### EXERCISE TASK
Could you copy exactly the lines from the one containing "Output the text content of this document." through the last line of the records below, leaving out any pictures?

### PROVIDED RECORDS
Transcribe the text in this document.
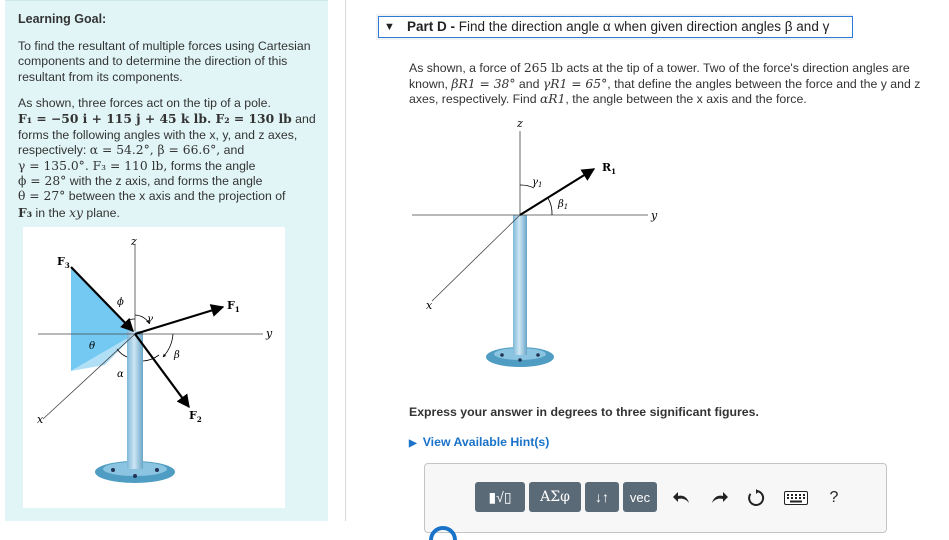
Learning Goal:
To find the resultant of multiple forces using Cartesian components and to determine the direction of this resultant from its components.
As shown, three forces act on the tip of a pole.
F₁ = −50 i + 115 j + 45 k lb. F₂ = 130 lb and forms the following angles with the x, y, and z axes, respectively: α = 54.2°, β = 66.6°, and
γ = 135.0°. F₃ = 110 lb, forms the angle
ϕ = 28° with the z axis, and forms the angle
θ = 27° between the x axis and the projection of
F₃ in the xy plane.
z
y
x
$F_3$
$F_1$
$F_2$
ϕ
γ
θ
α
β
▼ Part D - Find the direction angle α when given direction angles β and γ
As shown, a force of 265 lb acts at the tip of a tower. Two of the force's direction angles are known, βR1 = 38° and γR1 = 65°, that define the angles between the force and the y and z axes, respectively. Find αR1, the angle between the x axis and the force.
z
y
x
$R_1$
$\gamma_1$
$\beta_1$
Express your answer in degrees to three significant figures.
▶ View Available Hint(s)
▮√▯ ΑΣφ ↓↑ vec	?
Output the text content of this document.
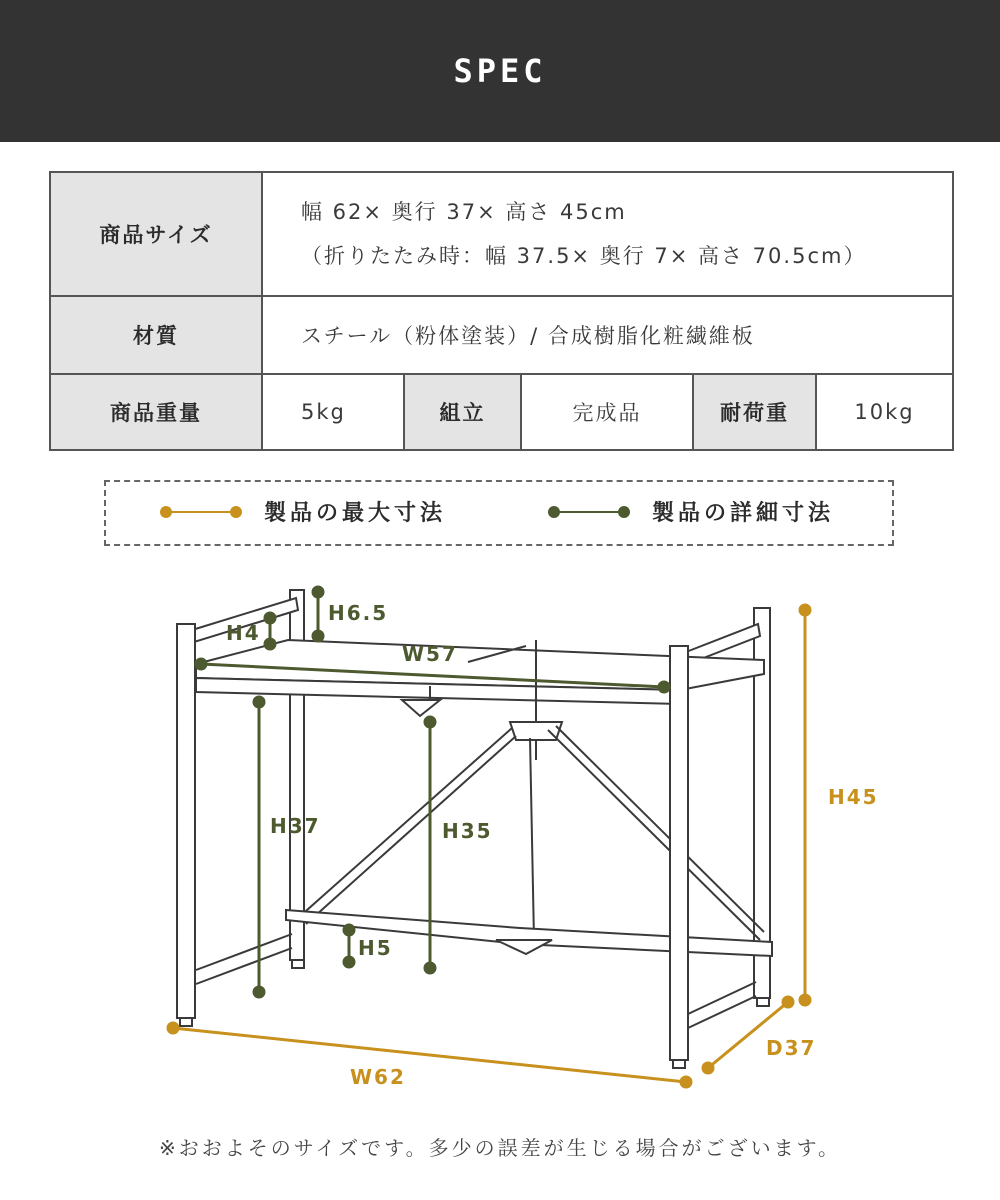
SPEC
商品サイズ	幅 62× 奥行 37× 高さ 45cm
（折りたたみ時：幅 37.5× 奥行 7× 高さ 70.5cm）				

材質	スチール（粉体塗装）/ 合成樹脂化粧繊維板				
商品重量	5kg	組立	完成品	耐荷重	10kg
製品の最大寸法	製品の詳細寸法
H6.5
H4
W57
H37	H35
H5
H45
D37
W62
※おおよそのサイズです。多少の誤差が生じる場合がございます。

### RESPONSE TO THIS TASK
Output the text content of this document.
SPEC
商品サイズ	幅 62× 奥行 37× 高さ 45cm
（折りたたみ時：幅 37.5× 奥行 7× 高さ 70.5cm）				

材質	スチール（粉体塗装）/ 合成樹脂化粧繊維板				
商品重量	5kg	組立	完成品	耐荷重	10kg
製品の最大寸法	製品の詳細寸法
H6.5
H4
W57
H37	H35
H5
H45
D37
W62
※おおよそのサイズです。多少の誤差が生じる場合がございます。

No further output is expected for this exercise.